╔══

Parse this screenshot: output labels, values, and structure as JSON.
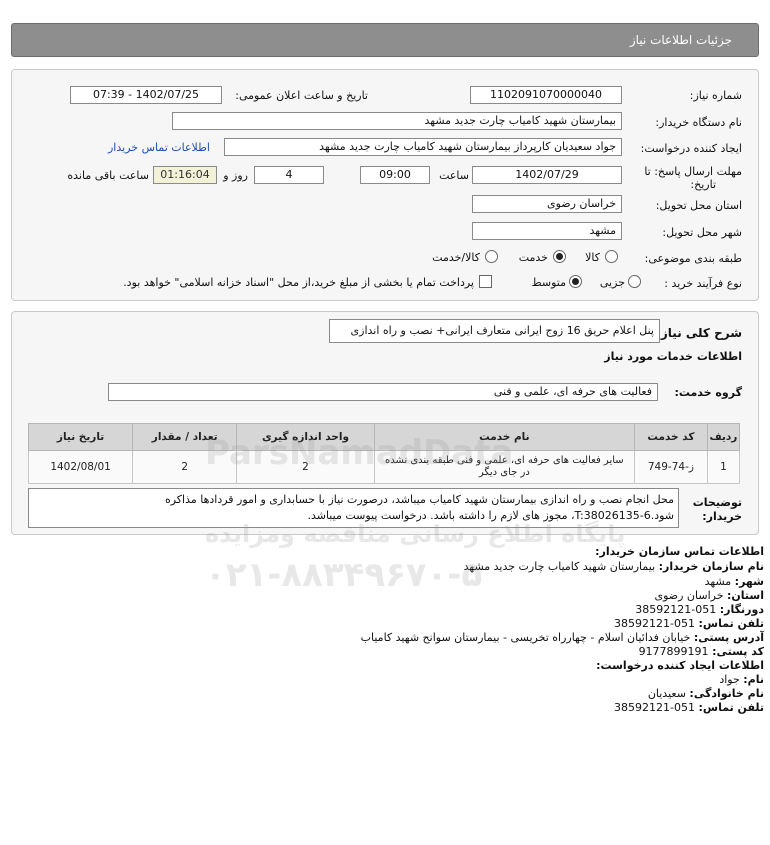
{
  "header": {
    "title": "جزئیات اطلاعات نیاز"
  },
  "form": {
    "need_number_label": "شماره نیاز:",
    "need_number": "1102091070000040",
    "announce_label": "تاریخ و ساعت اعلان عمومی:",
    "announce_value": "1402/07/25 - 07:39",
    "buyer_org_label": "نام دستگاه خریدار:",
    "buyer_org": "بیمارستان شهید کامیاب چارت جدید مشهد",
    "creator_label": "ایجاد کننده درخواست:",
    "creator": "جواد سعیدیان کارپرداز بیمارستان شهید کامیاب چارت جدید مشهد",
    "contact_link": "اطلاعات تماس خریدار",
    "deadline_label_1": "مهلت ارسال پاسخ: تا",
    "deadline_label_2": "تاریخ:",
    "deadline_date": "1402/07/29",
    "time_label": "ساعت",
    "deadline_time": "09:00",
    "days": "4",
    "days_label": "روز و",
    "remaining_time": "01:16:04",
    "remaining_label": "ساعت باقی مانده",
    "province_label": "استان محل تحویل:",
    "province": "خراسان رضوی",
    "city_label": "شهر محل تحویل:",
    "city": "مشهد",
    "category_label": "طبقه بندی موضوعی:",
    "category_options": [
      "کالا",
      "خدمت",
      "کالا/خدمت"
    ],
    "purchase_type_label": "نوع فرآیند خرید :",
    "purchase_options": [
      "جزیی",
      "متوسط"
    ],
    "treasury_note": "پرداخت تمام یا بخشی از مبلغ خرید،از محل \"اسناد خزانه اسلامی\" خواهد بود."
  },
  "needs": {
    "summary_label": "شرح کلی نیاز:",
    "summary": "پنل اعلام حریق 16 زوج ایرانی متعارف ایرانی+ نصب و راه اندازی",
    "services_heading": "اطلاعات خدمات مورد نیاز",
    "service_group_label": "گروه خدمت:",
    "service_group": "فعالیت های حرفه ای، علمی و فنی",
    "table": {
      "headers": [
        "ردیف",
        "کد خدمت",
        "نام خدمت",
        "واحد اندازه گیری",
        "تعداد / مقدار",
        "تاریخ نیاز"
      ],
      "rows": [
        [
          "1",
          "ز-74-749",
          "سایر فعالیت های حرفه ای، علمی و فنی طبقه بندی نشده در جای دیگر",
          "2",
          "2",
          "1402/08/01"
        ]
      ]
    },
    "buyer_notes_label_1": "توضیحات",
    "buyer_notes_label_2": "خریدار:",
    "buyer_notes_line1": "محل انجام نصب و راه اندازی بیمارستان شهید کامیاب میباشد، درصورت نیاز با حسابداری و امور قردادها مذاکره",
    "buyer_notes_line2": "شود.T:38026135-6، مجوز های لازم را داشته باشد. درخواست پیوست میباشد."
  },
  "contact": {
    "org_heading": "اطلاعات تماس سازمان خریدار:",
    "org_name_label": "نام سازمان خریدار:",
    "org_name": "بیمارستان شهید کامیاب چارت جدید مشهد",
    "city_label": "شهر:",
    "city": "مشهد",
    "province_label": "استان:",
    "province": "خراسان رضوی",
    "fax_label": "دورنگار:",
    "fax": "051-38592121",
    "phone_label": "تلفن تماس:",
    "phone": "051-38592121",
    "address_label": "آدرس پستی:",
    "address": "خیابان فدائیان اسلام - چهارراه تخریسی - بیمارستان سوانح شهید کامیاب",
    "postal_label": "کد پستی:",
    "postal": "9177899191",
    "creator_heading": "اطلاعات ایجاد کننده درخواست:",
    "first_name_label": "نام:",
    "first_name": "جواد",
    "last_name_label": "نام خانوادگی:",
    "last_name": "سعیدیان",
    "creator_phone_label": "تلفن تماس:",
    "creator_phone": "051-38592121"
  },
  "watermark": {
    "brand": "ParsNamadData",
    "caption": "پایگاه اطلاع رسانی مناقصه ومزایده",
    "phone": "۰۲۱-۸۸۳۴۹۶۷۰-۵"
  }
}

╚══
╔══

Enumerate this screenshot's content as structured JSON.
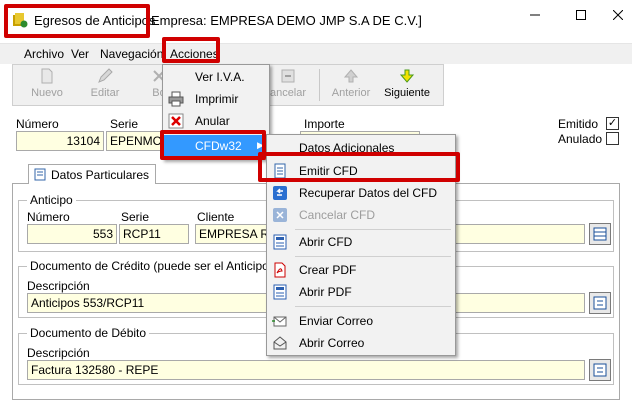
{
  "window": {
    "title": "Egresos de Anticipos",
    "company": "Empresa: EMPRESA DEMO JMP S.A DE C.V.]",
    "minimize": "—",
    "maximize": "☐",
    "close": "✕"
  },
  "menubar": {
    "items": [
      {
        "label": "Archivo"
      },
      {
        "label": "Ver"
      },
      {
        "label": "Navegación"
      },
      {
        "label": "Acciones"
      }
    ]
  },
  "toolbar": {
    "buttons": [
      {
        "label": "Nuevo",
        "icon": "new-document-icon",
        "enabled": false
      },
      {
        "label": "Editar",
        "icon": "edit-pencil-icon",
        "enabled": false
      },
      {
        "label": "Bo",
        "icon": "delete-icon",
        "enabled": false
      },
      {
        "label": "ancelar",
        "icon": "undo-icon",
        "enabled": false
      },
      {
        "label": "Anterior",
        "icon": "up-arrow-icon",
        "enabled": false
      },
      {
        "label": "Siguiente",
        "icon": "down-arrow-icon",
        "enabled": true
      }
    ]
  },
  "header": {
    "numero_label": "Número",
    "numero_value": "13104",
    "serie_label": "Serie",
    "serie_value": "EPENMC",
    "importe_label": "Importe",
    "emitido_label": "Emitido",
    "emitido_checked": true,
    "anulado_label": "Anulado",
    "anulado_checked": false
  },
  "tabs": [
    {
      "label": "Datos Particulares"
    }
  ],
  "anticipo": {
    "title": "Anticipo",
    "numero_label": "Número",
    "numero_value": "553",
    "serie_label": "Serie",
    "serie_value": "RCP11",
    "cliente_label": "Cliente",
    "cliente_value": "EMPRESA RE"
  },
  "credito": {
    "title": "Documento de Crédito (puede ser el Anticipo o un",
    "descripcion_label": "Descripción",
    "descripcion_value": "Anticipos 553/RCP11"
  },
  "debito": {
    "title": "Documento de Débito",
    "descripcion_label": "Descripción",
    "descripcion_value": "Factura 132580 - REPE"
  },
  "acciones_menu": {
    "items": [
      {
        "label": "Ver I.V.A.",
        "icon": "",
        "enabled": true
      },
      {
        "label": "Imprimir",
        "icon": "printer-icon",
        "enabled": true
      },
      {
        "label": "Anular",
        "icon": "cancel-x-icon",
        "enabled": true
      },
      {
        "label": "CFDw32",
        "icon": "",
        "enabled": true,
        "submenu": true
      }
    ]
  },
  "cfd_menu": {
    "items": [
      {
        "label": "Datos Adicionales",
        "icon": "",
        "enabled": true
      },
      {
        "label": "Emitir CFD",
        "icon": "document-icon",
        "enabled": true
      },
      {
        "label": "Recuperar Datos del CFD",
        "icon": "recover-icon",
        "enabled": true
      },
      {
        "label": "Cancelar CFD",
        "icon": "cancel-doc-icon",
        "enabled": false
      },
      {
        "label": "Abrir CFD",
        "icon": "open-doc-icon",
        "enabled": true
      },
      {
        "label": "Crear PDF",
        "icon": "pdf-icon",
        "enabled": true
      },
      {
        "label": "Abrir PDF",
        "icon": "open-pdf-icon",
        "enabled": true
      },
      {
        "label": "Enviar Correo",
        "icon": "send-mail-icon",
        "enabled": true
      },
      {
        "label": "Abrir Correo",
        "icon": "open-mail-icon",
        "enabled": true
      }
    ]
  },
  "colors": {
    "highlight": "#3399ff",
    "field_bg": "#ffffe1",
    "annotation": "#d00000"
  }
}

╚══
╔══

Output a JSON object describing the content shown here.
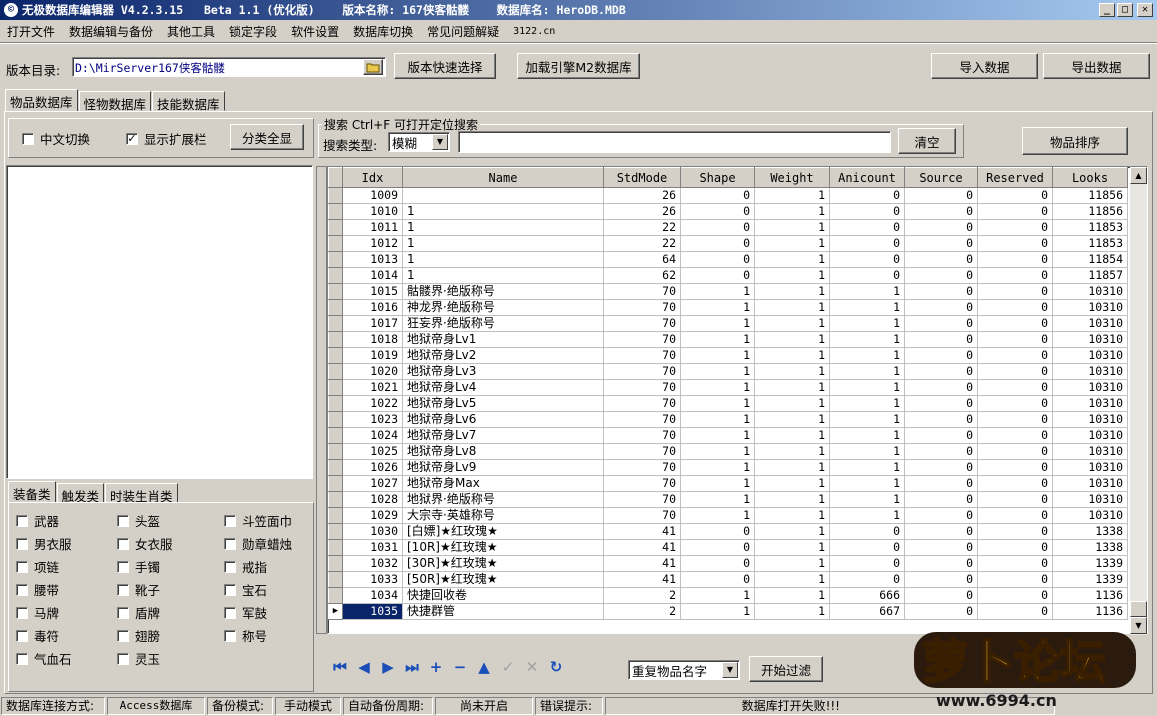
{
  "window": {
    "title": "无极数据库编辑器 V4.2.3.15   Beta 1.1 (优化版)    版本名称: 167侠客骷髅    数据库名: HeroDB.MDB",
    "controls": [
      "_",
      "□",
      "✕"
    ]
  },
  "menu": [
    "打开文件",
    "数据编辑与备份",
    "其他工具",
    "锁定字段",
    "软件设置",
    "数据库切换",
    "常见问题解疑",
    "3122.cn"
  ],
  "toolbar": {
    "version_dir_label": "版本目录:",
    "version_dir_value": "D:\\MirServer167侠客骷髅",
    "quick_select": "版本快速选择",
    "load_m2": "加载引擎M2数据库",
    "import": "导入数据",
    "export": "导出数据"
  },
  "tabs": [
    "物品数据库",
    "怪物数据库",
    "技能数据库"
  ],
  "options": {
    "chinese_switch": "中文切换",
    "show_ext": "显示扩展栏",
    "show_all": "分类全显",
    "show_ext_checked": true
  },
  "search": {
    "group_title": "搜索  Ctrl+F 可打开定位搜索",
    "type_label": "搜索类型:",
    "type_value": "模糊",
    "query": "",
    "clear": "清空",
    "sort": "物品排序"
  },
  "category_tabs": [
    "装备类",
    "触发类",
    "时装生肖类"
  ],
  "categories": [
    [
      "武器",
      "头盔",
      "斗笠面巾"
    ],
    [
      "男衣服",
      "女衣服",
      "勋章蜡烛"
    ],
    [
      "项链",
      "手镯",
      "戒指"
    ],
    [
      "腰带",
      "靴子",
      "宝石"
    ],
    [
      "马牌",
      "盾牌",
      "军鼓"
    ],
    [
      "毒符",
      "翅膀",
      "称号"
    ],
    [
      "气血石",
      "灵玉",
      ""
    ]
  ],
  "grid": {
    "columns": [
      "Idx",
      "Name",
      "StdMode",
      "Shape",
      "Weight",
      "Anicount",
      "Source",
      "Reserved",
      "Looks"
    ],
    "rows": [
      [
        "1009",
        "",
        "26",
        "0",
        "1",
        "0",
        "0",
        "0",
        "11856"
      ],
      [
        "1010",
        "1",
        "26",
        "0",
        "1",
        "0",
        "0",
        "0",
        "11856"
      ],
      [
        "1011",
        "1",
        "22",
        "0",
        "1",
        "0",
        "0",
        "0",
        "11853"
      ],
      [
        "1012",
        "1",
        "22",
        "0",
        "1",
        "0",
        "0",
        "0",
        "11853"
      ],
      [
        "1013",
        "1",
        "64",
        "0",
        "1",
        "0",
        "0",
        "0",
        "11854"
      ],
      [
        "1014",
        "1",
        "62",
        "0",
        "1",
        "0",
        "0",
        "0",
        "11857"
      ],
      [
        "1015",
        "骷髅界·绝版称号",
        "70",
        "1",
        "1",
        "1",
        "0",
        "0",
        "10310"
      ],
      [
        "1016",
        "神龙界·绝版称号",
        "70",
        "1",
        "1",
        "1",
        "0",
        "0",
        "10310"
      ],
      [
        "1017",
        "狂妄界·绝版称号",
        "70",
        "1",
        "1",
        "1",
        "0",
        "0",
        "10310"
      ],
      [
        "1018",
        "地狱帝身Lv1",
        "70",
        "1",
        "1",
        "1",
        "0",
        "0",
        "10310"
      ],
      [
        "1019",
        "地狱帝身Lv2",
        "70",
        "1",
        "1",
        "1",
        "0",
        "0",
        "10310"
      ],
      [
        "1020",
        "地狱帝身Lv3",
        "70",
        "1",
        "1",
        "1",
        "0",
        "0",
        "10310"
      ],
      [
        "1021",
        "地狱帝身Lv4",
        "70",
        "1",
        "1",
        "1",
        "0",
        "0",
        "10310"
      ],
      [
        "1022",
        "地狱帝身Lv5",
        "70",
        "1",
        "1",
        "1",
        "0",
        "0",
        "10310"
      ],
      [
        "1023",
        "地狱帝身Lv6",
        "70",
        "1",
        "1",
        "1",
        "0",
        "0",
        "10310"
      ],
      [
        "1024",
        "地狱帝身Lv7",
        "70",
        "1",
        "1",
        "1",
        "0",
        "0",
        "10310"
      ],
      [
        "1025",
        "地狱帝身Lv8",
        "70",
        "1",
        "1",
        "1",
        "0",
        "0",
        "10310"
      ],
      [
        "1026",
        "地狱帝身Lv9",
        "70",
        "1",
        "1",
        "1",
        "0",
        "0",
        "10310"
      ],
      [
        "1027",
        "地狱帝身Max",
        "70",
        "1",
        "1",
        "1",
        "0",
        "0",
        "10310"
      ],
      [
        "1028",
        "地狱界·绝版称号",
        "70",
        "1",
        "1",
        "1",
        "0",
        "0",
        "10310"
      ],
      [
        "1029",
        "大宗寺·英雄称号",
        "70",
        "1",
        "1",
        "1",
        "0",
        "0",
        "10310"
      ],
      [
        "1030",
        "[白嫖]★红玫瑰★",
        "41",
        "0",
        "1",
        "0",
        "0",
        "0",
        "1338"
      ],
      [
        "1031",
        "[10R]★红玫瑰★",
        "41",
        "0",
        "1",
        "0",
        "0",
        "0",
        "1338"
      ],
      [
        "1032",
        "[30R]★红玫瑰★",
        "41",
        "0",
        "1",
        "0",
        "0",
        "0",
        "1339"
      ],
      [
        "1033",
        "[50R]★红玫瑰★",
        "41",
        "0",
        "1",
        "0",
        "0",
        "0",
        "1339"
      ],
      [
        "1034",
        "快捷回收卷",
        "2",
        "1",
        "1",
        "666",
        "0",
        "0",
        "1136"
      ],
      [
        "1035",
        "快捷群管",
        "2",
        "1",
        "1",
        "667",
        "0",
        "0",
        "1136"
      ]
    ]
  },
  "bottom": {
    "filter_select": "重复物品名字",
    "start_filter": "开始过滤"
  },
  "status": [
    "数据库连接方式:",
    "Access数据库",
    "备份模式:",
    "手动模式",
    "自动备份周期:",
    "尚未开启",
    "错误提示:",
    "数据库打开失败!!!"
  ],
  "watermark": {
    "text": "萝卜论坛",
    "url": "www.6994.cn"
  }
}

╚══

Reproduce each line from the records that contains the word "Abrir".

■ FULL OUTPUT
        "label": "Abrir CFD",
        "label": "Abrir PDF",
        "label": "Abrir Correo",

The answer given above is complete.